### Exercise:
Count each line in which the word "Task" appears. Reply with the total and nothing more.

### Records for processing:
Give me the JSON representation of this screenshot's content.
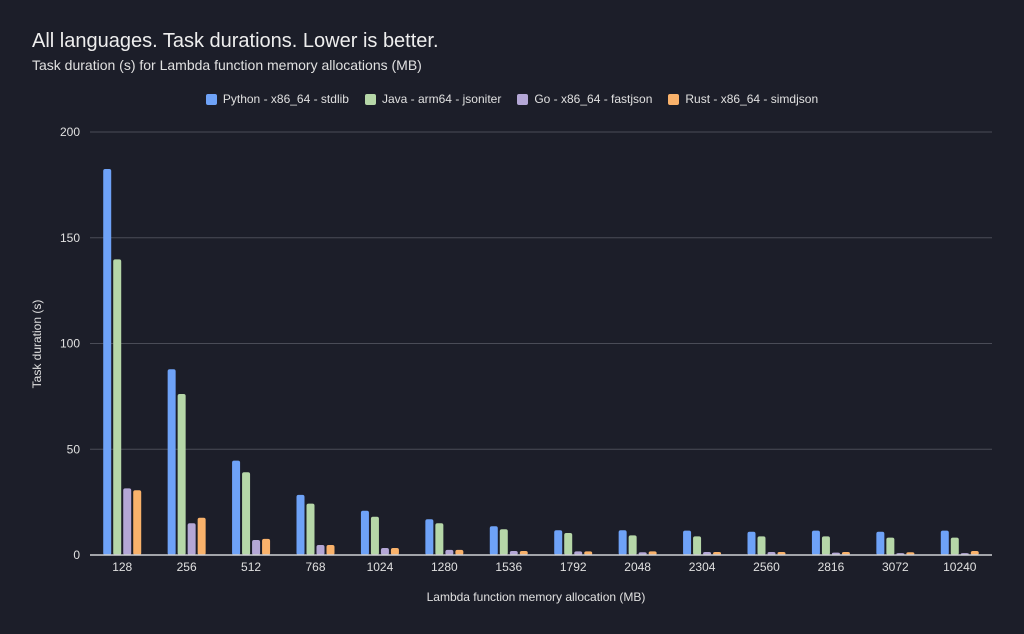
{
  "chart_data": {
    "type": "bar",
    "title": "All languages. Task durations. Lower is better.",
    "subtitle": "Task duration (s) for Lambda function memory allocations (MB)",
    "xlabel": "Lambda function memory allocation (MB)",
    "ylabel": "Task duration (s)",
    "ylim": [
      0,
      200
    ],
    "yticks": [
      0,
      50,
      100,
      150,
      200
    ],
    "grid": true,
    "legend_position": "top",
    "categories": [
      "128",
      "256",
      "512",
      "768",
      "1024",
      "1280",
      "1536",
      "1792",
      "2048",
      "2304",
      "2560",
      "2816",
      "3072",
      "10240"
    ],
    "series": [
      {
        "name": "Python - x86_64 - stdlib",
        "color": "#6ea2f7",
        "values": [
          182.5,
          87.8,
          44.6,
          28.4,
          20.9,
          16.9,
          13.6,
          11.7,
          11.7,
          11.5,
          11.0,
          11.5,
          11.0,
          11.5
        ]
      },
      {
        "name": "Java - arm64 - jsoniter",
        "color": "#b6d7a8",
        "values": [
          139.8,
          76.1,
          39.1,
          24.3,
          18.1,
          15.0,
          12.2,
          10.4,
          9.3,
          8.8,
          8.8,
          8.8,
          8.2,
          8.2
        ]
      },
      {
        "name": "Go - x86_64 - fastjson",
        "color": "#b4a7d6",
        "values": [
          31.5,
          15.0,
          7.1,
          4.7,
          3.3,
          2.4,
          1.9,
          1.7,
          1.3,
          1.4,
          1.4,
          1.1,
          0.9,
          0.9
        ]
      },
      {
        "name": "Rust - x86_64 - simdjson",
        "color": "#f9b26b",
        "values": [
          30.6,
          17.6,
          7.6,
          4.7,
          3.3,
          2.4,
          1.9,
          1.7,
          1.7,
          1.4,
          1.4,
          1.4,
          1.3,
          1.9
        ]
      }
    ]
  }
}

### Answer to this exercise:
3